> **REQUIREMENT**
Every entry below should be repeated exactly; the pictures should not.

> **SUPPLIED MATERIAL**
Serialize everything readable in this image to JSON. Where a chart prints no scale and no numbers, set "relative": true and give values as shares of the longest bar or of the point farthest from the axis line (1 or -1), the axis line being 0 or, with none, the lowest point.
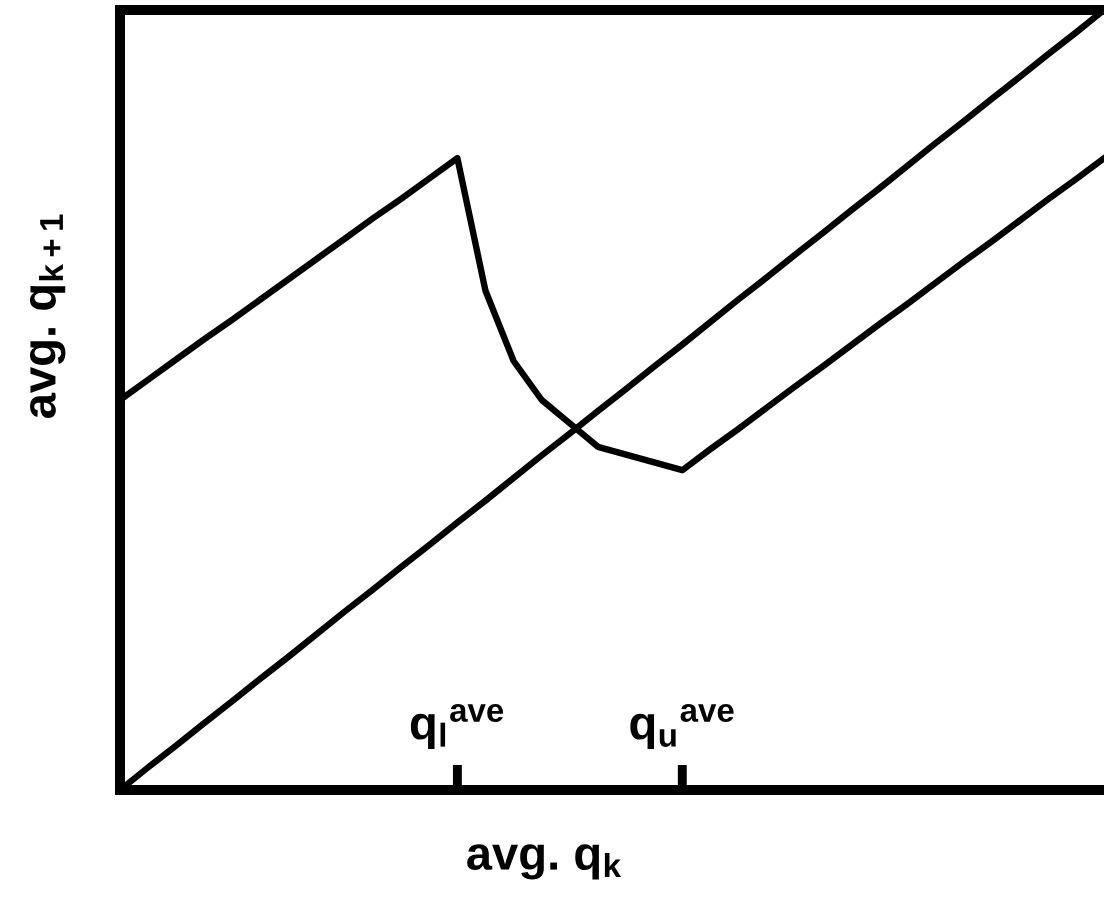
{
  "chart_data": {
    "type": "line",
    "xlabel": "avg. q$_{k}$",
    "ylabel": "avg. q$_{k+1}$",
    "relative": true,
    "categories": [
      null,
      null,
      null,
      null,
      null,
      null,
      null,
      null,
      null,
      null,
      null,
      null,
      "q$_{l}$$^{ave}$",
      null,
      null,
      null,
      null,
      null,
      null,
      null,
      "q$_{u}$$^{ave}$",
      null,
      null,
      null,
      null,
      null,
      null,
      null,
      null,
      null,
      null,
      null,
      null,
      null,
      null,
      null
    ],
    "series": [
      {
        "color": "#000000",
        "values": [
          0,
          0.029,
          0.057,
          0.086,
          0.114,
          0.143,
          0.171,
          0.2,
          0.229,
          0.257,
          0.286,
          0.314,
          0.343,
          0.371,
          0.4,
          0.429,
          0.457,
          0.486,
          0.514,
          0.543,
          0.571,
          0.6,
          0.629,
          0.657,
          0.686,
          0.714,
          0.743,
          0.771,
          0.8,
          0.829,
          0.857,
          0.886,
          0.914,
          0.943,
          0.971,
          1
        ]
      },
      {
        "color": "#000000",
        "values": [
          0.5,
          0.526,
          0.552,
          0.578,
          0.603,
          0.629,
          0.655,
          0.681,
          0.707,
          0.733,
          0.758,
          0.784,
          0.81,
          0.64,
          0.55,
          0.5,
          0.47,
          0.44,
          0.43,
          0.42,
          0.41,
          0.437,
          0.463,
          0.49,
          0.517,
          0.543,
          0.57,
          0.597,
          0.623,
          0.65,
          0.677,
          0.703,
          0.73,
          0.757,
          0.783,
          0.81
        ]
      }
    ],
    "grid": false,
    "marker": "none",
    "line_style": "solid"
  }
}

> **RESPONSE TO THIS TASK**
Serialize everything readable in this image to JSON. Where a chart prints no scale and no numbers, set "relative": true and give values as shares of the longest bar or of the point farthest from the axis line (1 or -1), the axis line being 0 or, with none, the lowest point.
{
  "chart_data": {
    "type": "line",
    "xlabel": "avg. q$_{k}$",
    "ylabel": "avg. q$_{k+1}$",
    "relative": true,
    "categories": [
      null,
      null,
      null,
      null,
      null,
      null,
      null,
      null,
      null,
      null,
      null,
      null,
      "q$_{l}$$^{ave}$",
      null,
      null,
      null,
      null,
      null,
      null,
      null,
      "q$_{u}$$^{ave}$",
      null,
      null,
      null,
      null,
      null,
      null,
      null,
      null,
      null,
      null,
      null,
      null,
      null,
      null,
      null
    ],
    "series": [
      {
        "color": "#000000",
        "values": [
          0,
          0.029,
          0.057,
          0.086,
          0.114,
          0.143,
          0.171,
          0.2,
          0.229,
          0.257,
          0.286,
          0.314,
          0.343,
          0.371,
          0.4,
          0.429,
          0.457,
          0.486,
          0.514,
          0.543,
          0.571,
          0.6,
          0.629,
          0.657,
          0.686,
          0.714,
          0.743,
          0.771,
          0.8,
          0.829,
          0.857,
          0.886,
          0.914,
          0.943,
          0.971,
          1
        ]
      },
      {
        "color": "#000000",
        "values": [
          0.5,
          0.526,
          0.552,
          0.578,
          0.603,
          0.629,
          0.655,
          0.681,
          0.707,
          0.733,
          0.758,
          0.784,
          0.81,
          0.64,
          0.55,
          0.5,
          0.47,
          0.44,
          0.43,
          0.42,
          0.41,
          0.437,
          0.463,
          0.49,
          0.517,
          0.543,
          0.57,
          0.597,
          0.623,
          0.65,
          0.677,
          0.703,
          0.73,
          0.757,
          0.783,
          0.81
        ]
      }
    ],
    "grid": false,
    "marker": "none",
    "line_style": "solid"
  }
}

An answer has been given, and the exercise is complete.